Give the number of lines in the listing below that include the word "JSON", with nothing more.

══ Task data ══

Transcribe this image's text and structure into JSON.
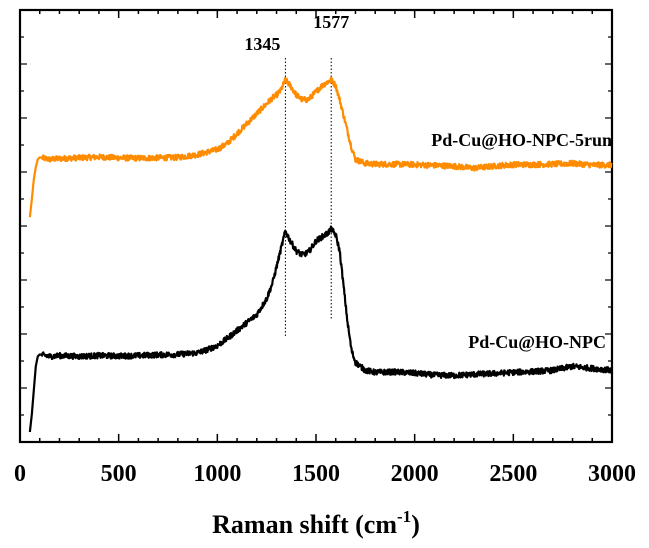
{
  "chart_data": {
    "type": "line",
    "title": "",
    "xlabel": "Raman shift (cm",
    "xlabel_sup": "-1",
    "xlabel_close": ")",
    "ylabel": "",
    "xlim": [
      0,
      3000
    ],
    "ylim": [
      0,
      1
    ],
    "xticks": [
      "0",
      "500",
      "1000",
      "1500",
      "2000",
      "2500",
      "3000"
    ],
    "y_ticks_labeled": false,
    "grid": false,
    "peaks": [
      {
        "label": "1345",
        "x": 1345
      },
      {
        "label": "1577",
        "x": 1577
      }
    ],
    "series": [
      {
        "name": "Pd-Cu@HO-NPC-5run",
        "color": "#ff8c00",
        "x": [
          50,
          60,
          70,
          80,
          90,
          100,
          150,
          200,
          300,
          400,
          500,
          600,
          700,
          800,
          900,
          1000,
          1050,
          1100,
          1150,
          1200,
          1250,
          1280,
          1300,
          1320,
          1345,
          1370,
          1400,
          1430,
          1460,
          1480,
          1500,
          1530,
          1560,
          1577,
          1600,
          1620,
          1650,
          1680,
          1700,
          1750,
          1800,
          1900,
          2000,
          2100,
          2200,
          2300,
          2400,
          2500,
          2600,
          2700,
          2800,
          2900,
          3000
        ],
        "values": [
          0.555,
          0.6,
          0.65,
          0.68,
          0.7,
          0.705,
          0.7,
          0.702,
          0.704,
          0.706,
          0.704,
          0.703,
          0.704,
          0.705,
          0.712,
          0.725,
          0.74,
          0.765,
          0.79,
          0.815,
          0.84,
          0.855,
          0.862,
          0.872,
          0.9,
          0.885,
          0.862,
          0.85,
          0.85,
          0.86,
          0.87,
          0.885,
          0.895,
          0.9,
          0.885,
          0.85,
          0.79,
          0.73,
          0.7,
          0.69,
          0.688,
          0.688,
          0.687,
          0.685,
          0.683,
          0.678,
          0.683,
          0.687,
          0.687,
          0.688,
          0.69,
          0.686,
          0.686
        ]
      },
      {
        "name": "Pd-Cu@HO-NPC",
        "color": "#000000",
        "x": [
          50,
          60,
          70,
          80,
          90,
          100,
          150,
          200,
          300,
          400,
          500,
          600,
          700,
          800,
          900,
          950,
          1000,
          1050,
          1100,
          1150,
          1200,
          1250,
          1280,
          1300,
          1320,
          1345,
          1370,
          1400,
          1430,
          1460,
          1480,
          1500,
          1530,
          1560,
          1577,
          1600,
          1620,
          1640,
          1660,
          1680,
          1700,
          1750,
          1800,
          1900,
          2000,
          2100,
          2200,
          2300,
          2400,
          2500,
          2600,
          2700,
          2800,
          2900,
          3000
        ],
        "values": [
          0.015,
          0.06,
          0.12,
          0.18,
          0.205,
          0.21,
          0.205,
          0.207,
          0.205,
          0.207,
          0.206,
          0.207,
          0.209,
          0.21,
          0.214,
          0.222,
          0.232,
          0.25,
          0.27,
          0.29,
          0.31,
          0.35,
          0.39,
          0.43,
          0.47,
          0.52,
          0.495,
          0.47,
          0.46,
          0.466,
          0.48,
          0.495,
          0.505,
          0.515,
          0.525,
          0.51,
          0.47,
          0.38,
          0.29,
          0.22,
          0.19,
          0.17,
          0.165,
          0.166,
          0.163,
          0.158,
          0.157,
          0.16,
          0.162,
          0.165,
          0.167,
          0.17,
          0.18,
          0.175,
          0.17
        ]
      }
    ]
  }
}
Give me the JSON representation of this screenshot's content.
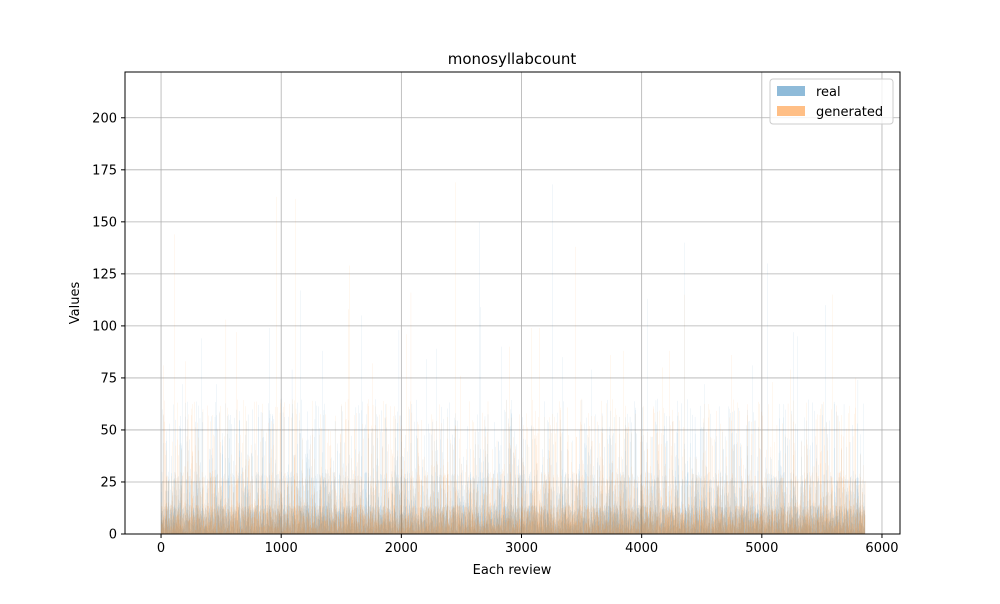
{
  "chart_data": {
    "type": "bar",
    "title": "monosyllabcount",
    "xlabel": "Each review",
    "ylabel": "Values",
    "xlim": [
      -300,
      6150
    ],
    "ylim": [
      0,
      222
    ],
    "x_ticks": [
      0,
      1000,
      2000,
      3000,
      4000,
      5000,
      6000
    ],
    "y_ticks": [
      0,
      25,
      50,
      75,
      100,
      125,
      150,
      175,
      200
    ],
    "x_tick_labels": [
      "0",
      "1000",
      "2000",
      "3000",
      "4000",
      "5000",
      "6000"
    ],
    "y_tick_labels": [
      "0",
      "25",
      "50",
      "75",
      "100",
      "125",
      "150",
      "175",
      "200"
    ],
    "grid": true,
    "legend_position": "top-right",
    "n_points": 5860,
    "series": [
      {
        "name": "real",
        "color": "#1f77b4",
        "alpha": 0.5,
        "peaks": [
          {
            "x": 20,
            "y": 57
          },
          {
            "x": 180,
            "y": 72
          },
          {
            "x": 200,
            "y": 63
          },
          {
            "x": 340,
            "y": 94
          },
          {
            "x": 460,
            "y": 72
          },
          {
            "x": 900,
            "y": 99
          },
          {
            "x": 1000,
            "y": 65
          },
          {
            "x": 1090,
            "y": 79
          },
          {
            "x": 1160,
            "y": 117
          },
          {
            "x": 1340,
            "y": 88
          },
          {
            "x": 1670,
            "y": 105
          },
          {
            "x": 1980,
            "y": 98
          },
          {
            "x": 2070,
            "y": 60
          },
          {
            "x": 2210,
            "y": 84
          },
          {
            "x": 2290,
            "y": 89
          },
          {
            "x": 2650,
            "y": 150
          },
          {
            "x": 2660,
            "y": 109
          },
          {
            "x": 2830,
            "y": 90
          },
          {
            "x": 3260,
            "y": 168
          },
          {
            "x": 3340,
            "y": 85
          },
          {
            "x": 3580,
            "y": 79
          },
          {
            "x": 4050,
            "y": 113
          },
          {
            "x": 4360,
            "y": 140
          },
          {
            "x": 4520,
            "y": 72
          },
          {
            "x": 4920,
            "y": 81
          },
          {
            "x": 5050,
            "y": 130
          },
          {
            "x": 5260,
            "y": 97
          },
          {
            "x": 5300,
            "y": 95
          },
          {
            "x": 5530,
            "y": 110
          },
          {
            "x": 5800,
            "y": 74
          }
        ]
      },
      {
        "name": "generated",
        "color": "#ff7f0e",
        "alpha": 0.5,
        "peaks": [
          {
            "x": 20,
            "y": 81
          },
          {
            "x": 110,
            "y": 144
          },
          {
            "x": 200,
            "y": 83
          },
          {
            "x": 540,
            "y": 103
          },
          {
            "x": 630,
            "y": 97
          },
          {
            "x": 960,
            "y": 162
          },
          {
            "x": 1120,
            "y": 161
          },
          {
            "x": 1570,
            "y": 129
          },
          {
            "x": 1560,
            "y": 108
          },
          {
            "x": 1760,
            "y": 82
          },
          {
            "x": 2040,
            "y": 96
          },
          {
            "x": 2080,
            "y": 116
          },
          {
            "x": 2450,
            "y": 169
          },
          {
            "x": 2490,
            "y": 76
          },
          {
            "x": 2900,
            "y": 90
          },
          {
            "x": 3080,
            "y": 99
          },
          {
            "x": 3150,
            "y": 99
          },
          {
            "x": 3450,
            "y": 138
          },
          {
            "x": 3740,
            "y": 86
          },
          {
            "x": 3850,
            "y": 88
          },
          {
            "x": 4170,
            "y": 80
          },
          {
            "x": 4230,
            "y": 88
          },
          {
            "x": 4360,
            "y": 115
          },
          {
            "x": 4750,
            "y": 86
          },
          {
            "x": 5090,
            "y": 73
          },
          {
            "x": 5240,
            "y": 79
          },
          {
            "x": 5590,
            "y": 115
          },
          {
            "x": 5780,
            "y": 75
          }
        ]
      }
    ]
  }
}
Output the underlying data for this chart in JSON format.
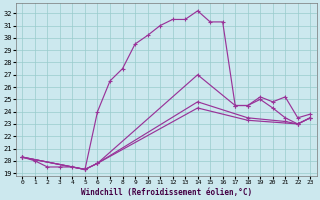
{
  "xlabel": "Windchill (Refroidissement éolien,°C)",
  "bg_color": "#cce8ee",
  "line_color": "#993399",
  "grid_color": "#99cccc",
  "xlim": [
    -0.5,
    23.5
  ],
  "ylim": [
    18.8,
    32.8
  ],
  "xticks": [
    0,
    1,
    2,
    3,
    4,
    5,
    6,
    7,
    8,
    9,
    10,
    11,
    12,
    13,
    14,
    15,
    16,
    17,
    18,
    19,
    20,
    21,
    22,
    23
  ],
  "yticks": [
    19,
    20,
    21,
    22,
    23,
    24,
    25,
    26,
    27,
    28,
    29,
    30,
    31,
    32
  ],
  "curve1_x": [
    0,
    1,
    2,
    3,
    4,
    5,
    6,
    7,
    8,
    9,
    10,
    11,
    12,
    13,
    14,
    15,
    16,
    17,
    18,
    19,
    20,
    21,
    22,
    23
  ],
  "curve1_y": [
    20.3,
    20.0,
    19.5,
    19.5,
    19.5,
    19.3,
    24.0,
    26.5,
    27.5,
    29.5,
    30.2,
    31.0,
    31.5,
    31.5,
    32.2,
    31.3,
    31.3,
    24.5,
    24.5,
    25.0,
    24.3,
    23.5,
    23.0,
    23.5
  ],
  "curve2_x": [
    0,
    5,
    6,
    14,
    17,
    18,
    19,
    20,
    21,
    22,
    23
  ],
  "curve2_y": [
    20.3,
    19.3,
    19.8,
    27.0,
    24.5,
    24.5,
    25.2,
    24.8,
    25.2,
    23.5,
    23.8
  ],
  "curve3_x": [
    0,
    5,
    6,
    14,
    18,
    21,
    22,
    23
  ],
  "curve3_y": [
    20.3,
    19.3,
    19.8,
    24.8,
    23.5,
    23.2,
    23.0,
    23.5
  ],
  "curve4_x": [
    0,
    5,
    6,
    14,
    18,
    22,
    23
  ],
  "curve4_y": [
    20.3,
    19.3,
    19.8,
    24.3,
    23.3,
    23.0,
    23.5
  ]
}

═══

Output for this task | 3